§ **Data listing**:
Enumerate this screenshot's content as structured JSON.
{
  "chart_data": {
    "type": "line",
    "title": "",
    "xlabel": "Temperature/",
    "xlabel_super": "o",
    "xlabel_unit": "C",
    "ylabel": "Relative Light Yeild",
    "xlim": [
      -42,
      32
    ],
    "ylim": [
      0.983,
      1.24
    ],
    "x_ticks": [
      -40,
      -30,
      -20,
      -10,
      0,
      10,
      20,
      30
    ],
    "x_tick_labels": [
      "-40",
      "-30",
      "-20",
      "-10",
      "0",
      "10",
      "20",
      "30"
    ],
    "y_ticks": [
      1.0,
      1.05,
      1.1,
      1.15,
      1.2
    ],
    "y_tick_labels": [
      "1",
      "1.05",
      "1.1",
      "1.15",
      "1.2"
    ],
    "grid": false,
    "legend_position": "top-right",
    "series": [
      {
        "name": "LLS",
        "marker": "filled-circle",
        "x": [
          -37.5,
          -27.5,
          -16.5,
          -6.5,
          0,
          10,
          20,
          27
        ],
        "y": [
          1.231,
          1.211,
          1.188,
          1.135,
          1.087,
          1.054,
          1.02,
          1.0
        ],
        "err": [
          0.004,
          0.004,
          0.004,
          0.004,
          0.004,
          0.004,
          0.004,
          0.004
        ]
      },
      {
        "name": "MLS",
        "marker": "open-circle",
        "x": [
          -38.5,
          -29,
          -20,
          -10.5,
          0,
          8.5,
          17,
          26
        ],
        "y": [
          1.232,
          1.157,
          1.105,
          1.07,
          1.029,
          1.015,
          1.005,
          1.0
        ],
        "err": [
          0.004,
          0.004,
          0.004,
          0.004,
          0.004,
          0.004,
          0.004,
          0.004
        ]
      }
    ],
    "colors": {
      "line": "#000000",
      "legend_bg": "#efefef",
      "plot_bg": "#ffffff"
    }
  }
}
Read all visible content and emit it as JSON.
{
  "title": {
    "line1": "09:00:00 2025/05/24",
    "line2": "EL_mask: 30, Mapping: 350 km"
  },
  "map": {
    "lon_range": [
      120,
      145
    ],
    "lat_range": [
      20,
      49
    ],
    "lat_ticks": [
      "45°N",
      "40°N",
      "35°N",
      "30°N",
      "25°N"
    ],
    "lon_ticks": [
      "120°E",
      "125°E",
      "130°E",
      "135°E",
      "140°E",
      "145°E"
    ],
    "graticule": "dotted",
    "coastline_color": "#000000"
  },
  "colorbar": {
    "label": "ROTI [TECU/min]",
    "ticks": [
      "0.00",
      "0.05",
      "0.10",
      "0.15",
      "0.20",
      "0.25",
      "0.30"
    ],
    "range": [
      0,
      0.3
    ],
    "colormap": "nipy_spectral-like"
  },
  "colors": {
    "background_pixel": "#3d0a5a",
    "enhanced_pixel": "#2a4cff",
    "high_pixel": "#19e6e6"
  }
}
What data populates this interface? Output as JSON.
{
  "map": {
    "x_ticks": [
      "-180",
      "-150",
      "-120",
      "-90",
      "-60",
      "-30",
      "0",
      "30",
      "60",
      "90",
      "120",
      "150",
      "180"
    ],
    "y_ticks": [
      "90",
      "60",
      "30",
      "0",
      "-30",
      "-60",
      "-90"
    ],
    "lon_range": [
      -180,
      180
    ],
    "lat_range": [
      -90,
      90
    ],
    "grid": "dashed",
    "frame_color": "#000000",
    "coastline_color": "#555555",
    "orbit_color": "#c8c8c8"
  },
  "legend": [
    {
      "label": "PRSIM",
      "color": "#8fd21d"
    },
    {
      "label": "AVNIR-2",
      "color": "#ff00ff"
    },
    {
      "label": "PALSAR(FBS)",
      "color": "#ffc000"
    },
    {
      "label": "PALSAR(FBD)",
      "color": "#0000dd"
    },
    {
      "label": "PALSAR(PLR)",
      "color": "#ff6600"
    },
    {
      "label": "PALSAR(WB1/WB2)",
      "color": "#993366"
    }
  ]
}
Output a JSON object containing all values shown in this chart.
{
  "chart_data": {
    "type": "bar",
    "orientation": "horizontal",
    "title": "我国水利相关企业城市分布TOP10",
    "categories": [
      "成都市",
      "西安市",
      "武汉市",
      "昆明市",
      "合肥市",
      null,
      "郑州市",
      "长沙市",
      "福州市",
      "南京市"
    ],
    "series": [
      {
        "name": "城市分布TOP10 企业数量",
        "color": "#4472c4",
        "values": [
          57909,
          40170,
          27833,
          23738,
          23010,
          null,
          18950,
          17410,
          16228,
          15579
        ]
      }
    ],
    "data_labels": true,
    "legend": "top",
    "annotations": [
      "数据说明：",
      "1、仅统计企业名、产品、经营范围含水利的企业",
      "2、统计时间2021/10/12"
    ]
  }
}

§ **Aim**: Pick out each line that holds the string "this".

§ **Output of the task**:
Enumerate this screenshot's content as structured JSON.
What data populates this interface? Output as JSON.
Output a JSON object containing all values shown in this chart.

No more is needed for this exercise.